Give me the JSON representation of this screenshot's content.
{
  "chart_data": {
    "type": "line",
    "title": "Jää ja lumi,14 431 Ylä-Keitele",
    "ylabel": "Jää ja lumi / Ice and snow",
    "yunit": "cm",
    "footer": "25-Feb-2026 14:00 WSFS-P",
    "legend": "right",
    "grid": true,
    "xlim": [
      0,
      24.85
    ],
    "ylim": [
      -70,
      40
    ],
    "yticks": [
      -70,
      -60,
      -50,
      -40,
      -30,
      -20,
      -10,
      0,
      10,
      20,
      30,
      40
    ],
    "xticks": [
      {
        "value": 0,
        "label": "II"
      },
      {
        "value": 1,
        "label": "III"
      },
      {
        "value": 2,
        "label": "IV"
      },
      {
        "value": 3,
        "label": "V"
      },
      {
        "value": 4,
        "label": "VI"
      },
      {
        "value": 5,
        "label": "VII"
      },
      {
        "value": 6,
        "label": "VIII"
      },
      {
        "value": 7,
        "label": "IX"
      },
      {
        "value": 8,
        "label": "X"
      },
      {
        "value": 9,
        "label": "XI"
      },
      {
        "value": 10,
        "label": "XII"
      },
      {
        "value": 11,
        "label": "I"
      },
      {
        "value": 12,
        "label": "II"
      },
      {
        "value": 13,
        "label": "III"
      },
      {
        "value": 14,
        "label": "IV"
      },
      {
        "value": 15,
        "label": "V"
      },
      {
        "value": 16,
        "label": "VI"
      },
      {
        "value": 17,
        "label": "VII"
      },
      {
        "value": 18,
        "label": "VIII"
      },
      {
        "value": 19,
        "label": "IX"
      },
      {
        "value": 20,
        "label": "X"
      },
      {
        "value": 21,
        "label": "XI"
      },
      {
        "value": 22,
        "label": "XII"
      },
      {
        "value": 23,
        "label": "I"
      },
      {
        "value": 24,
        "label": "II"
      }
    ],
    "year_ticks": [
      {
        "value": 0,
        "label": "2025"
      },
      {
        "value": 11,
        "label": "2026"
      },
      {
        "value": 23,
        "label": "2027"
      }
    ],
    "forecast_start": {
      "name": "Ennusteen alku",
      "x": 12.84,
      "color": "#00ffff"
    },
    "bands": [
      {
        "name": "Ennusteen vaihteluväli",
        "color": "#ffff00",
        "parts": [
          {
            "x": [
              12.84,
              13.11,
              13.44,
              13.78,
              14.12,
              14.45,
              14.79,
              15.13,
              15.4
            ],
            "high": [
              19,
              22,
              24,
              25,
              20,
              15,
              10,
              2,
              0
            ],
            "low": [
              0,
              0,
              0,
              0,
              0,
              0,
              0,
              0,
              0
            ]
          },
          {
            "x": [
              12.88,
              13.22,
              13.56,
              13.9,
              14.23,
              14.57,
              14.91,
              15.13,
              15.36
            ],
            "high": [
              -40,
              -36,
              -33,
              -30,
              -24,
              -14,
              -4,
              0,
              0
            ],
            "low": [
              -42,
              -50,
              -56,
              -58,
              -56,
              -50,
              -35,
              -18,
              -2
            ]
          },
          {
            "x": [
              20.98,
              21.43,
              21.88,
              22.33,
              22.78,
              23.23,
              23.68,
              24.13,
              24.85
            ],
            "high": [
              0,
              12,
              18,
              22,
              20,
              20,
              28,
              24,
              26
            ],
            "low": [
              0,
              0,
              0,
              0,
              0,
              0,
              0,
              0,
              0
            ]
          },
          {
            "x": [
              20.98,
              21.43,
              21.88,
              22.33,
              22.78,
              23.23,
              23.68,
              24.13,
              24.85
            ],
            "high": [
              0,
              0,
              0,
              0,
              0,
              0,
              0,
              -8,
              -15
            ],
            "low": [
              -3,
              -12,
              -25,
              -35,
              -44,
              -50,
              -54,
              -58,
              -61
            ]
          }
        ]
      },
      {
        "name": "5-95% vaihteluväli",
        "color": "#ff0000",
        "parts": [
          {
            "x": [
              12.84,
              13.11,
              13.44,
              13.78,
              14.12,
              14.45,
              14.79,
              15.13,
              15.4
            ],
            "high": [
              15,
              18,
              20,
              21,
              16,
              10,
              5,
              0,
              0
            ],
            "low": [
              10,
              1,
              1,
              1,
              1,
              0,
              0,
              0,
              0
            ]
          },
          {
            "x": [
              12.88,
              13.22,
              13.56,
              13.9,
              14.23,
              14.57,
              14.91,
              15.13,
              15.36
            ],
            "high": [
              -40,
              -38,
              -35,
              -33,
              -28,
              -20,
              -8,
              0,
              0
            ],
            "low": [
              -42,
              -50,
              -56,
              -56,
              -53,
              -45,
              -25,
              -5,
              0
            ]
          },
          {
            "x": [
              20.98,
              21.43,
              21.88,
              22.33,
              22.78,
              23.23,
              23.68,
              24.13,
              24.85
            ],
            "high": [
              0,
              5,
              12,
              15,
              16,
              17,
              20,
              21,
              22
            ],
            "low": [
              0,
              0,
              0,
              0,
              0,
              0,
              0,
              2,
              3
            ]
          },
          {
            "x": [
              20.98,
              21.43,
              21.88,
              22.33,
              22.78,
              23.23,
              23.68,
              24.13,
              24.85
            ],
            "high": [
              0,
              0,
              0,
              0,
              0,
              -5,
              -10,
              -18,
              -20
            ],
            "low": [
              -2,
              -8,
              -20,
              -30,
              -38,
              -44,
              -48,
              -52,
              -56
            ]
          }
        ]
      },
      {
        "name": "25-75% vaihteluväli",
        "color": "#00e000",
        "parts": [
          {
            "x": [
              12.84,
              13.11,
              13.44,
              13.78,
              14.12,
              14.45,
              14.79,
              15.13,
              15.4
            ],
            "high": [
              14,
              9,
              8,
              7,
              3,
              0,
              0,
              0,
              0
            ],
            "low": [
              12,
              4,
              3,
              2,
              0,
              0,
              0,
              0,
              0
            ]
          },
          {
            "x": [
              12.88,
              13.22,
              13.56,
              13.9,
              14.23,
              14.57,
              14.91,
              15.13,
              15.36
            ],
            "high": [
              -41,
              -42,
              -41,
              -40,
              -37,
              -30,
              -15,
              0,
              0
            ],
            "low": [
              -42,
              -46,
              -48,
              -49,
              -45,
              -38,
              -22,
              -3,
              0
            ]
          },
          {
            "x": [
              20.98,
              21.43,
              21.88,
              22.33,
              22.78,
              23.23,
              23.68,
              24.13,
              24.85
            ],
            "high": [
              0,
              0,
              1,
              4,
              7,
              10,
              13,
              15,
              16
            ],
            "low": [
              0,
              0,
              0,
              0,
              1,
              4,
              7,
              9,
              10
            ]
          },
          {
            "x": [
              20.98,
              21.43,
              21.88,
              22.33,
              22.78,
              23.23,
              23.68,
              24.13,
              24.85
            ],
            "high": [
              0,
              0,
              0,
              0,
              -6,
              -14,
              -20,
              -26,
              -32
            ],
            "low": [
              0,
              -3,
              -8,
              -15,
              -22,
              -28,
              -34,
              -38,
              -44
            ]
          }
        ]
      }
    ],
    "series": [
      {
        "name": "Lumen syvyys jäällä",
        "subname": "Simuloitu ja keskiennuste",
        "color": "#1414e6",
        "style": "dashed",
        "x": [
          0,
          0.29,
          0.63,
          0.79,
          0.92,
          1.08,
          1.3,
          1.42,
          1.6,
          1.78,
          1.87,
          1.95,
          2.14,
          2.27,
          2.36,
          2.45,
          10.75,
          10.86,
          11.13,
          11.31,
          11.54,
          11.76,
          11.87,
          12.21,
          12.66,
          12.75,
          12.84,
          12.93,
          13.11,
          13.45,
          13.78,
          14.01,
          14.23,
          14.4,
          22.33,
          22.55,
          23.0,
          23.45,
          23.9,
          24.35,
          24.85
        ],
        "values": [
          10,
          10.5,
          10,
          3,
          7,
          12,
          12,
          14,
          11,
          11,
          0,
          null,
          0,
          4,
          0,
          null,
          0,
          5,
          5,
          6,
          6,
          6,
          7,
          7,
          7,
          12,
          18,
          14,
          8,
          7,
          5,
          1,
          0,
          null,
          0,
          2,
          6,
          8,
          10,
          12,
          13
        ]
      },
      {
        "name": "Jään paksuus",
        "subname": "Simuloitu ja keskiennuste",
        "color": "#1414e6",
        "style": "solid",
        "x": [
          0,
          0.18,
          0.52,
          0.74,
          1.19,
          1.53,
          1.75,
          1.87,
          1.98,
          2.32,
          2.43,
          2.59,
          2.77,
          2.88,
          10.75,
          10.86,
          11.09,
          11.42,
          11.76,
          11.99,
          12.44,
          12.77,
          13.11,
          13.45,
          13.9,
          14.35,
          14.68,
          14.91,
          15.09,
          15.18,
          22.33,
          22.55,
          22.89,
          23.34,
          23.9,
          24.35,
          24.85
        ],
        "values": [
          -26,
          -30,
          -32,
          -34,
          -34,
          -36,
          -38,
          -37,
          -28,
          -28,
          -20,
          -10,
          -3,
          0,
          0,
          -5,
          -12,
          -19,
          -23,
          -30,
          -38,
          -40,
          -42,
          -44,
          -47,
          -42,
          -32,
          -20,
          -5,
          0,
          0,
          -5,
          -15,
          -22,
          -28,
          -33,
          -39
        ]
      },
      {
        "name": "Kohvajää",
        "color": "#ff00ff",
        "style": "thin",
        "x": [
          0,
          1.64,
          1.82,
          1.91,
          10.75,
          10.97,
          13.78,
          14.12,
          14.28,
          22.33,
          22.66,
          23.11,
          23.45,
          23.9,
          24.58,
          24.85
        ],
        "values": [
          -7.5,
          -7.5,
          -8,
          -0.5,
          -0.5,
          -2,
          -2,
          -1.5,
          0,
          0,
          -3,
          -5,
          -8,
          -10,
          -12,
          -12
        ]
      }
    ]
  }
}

* * * * * * *

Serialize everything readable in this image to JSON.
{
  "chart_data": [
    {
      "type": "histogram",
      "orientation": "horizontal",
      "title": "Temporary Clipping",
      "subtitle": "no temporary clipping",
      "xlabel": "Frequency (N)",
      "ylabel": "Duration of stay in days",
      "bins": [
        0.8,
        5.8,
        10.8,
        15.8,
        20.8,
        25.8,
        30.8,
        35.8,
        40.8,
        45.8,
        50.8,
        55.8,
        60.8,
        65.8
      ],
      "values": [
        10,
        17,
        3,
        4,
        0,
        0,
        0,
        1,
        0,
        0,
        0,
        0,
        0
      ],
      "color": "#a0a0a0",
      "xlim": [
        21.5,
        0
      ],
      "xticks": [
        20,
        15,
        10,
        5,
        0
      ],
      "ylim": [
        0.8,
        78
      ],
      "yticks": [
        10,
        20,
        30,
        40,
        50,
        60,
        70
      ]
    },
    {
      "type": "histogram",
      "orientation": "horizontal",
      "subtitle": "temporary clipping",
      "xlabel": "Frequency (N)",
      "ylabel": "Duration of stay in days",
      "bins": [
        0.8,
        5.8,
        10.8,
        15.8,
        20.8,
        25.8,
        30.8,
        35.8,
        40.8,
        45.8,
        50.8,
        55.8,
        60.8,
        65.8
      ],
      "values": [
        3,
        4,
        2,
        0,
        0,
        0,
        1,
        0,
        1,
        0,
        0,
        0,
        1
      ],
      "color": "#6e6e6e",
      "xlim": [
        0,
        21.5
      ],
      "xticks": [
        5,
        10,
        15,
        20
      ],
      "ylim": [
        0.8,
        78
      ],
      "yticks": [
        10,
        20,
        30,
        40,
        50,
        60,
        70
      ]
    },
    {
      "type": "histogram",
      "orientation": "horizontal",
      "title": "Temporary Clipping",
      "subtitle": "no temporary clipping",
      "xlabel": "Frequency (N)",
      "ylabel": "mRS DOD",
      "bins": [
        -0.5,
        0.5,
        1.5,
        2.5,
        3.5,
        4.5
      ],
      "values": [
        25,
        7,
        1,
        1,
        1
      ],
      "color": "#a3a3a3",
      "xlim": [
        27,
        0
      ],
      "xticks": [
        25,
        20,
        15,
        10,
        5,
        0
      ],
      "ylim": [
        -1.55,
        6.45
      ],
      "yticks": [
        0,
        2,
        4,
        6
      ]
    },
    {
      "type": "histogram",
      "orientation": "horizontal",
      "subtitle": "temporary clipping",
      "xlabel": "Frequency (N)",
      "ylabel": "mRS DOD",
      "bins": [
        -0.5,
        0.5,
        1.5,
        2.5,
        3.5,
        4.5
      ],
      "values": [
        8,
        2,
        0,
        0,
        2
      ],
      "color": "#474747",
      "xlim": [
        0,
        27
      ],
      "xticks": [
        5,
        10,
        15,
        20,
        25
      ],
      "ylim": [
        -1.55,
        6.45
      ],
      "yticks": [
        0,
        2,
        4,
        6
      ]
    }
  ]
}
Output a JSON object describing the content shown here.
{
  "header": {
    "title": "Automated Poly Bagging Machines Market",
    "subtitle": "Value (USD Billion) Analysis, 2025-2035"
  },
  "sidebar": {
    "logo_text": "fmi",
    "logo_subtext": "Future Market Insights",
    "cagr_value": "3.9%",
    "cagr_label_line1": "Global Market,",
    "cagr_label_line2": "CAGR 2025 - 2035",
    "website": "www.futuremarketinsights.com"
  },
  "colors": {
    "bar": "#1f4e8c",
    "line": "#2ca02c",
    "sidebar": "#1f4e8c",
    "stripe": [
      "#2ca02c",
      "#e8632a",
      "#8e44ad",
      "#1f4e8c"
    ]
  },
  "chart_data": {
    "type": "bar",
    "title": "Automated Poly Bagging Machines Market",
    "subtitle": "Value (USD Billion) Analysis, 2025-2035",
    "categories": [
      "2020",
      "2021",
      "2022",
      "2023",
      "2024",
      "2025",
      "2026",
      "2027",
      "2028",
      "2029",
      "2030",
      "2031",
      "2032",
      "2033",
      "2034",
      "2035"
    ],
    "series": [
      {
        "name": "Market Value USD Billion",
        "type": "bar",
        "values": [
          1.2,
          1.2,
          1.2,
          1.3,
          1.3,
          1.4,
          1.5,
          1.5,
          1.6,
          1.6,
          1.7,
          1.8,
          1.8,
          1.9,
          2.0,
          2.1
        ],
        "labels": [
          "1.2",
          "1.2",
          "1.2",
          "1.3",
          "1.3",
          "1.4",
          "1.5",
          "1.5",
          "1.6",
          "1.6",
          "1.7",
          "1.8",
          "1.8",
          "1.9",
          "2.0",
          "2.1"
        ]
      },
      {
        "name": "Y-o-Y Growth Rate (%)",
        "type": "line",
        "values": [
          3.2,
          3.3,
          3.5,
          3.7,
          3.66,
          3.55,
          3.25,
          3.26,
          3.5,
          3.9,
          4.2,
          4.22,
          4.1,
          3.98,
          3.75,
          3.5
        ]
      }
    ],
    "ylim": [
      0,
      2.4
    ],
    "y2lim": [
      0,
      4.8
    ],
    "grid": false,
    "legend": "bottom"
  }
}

* * * * * * *

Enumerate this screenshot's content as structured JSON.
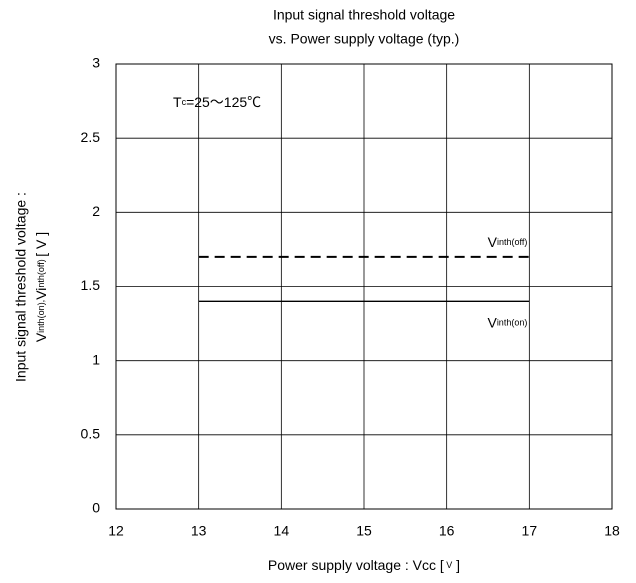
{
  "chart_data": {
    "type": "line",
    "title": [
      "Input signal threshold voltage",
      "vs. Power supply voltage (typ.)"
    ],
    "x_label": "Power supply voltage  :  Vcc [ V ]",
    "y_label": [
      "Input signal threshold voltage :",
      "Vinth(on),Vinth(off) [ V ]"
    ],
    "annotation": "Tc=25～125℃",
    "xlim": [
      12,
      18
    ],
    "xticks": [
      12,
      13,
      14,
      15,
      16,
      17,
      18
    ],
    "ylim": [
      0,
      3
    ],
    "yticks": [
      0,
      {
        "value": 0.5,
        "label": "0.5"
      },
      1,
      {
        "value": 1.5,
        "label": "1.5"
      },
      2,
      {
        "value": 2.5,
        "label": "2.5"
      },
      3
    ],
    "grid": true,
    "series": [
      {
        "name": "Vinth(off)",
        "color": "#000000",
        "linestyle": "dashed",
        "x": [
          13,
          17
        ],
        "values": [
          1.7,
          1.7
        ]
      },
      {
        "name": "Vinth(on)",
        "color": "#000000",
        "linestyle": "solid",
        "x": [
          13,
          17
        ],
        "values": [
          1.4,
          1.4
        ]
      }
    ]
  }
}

* * * * * * *

Search the records for the word "Input". Copy every line that has it.

> The completed task
      "Input signal threshold voltage",
      "Input signal threshold voltage :",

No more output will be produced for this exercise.